PROBLEM REQUIREMENTS :: Give every line back verbatim, dropping all images.

Dataset records
>>>

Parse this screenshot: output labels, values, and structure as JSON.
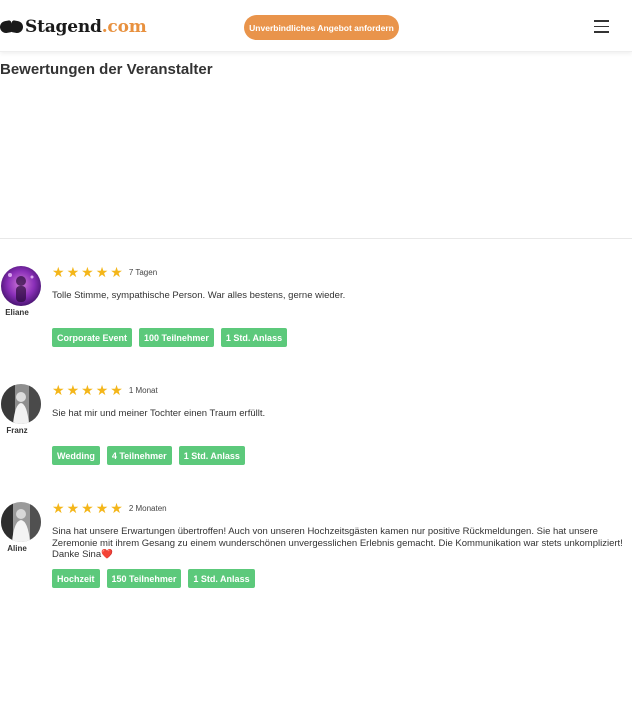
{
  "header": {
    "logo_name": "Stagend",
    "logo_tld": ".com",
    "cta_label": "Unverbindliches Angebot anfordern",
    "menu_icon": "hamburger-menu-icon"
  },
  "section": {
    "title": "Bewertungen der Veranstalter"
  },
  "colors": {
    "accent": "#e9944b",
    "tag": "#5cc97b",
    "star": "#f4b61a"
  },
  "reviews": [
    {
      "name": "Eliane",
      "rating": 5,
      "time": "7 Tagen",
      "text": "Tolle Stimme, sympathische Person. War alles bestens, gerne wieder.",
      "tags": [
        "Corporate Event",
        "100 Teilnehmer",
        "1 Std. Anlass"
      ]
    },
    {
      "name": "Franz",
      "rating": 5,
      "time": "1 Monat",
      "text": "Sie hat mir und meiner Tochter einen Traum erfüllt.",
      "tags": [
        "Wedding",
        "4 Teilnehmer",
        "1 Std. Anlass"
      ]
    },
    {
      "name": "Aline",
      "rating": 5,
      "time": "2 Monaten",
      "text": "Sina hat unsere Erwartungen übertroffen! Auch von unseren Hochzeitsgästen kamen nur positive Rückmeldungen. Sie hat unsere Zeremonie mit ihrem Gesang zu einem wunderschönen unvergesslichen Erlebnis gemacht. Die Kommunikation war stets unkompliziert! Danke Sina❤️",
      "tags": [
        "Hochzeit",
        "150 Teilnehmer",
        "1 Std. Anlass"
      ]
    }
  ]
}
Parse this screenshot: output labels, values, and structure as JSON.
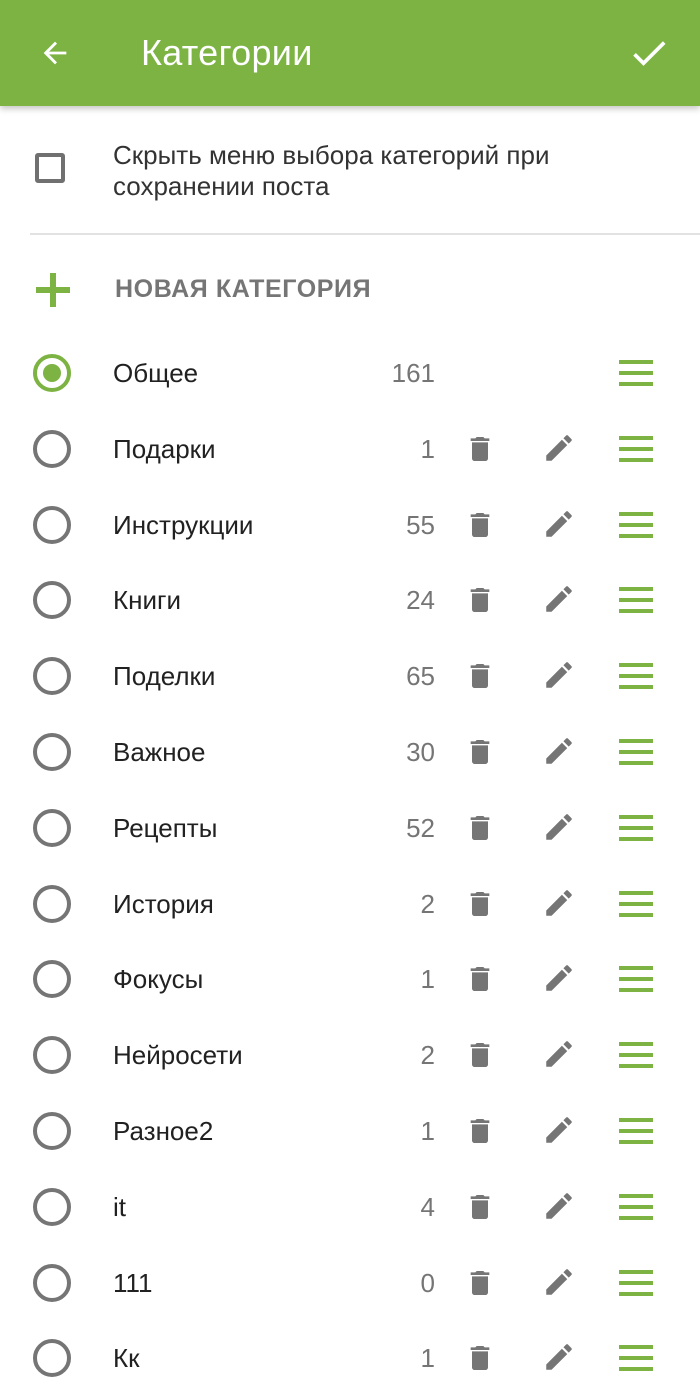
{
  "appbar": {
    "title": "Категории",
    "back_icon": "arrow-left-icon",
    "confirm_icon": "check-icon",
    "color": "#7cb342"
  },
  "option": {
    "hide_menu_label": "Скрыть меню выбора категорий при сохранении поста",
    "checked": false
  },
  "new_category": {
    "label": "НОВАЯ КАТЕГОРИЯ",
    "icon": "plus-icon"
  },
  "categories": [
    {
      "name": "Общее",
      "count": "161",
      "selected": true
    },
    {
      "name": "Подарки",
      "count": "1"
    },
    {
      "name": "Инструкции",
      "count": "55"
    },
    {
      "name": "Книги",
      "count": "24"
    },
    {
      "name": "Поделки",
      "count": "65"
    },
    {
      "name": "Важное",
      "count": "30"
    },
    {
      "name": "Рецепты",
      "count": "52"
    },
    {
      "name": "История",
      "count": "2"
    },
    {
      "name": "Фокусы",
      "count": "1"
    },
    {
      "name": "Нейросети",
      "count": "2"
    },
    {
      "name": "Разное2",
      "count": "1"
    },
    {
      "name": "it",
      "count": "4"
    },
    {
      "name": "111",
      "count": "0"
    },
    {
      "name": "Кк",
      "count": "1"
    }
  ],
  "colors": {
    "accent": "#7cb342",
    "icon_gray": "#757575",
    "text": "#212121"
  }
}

<<<

ANSWER IN FULL ::
Parse this screenshot: output labels, values, and structure as JSON.
{
  "header": {
    "logo_name": "Stagend",
    "logo_tld": ".com",
    "cta_label": "Unverbindliches Angebot anfordern",
    "menu_icon": "hamburger-menu-icon"
  },
  "section": {
    "title": "Bewertungen der Veranstalter"
  },
  "colors": {
    "accent": "#e9944b",
    "tag": "#5cc97b",
    "star": "#f4b61a"
  },
  "reviews": [
    {
      "name": "Eliane",
      "rating": 5,
      "time": "7 Tagen",
      "text": "Tolle Stimme, sympathische Person. War alles bestens, gerne wieder.",
      "tags": [
        "Corporate Event",
        "100 Teilnehmer",
        "1 Std. Anlass"
      ]
    },
    {
      "name": "Franz",
      "rating": 5,
      "time": "1 Monat",
      "text": "Sie hat mir und meiner Tochter einen Traum erfüllt.",
      "tags": [
        "Wedding",
        "4 Teilnehmer",
        "1 Std. Anlass"
      ]
    },
    {
      "name": "Aline",
      "rating": 5,
      "time": "2 Monaten",
      "text": "Sina hat unsere Erwartungen übertroffen! Auch von unseren Hochzeitsgästen kamen nur positive Rückmeldungen. Sie hat unsere Zeremonie mit ihrem Gesang zu einem wunderschönen unvergesslichen Erlebnis gemacht. Die Kommunikation war stets unkompliziert! Danke Sina❤️",
      "tags": [
        "Hochzeit",
        "150 Teilnehmer",
        "1 Std. Anlass"
      ]
    }
  ]
}
Parse this screenshot: output labels, values, and structure as JSON.
{
  "appbar": {
    "title": "Категории",
    "back_icon": "arrow-left-icon",
    "confirm_icon": "check-icon",
    "color": "#7cb342"
  },
  "option": {
    "hide_menu_label": "Скрыть меню выбора категорий при сохранении поста",
    "checked": false
  },
  "new_category": {
    "label": "НОВАЯ КАТЕГОРИЯ",
    "icon": "plus-icon"
  },
  "categories": [
    {
      "name": "Общее",
      "count": "161",
      "selected": true
    },
    {
      "name": "Подарки",
      "count": "1"
    },
    {
      "name": "Инструкции",
      "count": "55"
    },
    {
      "name": "Книги",
      "count": "24"
    },
    {
      "name": "Поделки",
      "count": "65"
    },
    {
      "name": "Важное",
      "count": "30"
    },
    {
      "name": "Рецепты",
      "count": "52"
    },
    {
      "name": "История",
      "count": "2"
    },
    {
      "name": "Фокусы",
      "count": "1"
    },
    {
      "name": "Нейросети",
      "count": "2"
    },
    {
      "name": "Разное2",
      "count": "1"
    },
    {
      "name": "it",
      "count": "4"
    },
    {
      "name": "111",
      "count": "0"
    },
    {
      "name": "Кк",
      "count": "1"
    }
  ],
  "colors": {
    "accent": "#7cb342",
    "icon_gray": "#757575",
    "text": "#212121"
  }
}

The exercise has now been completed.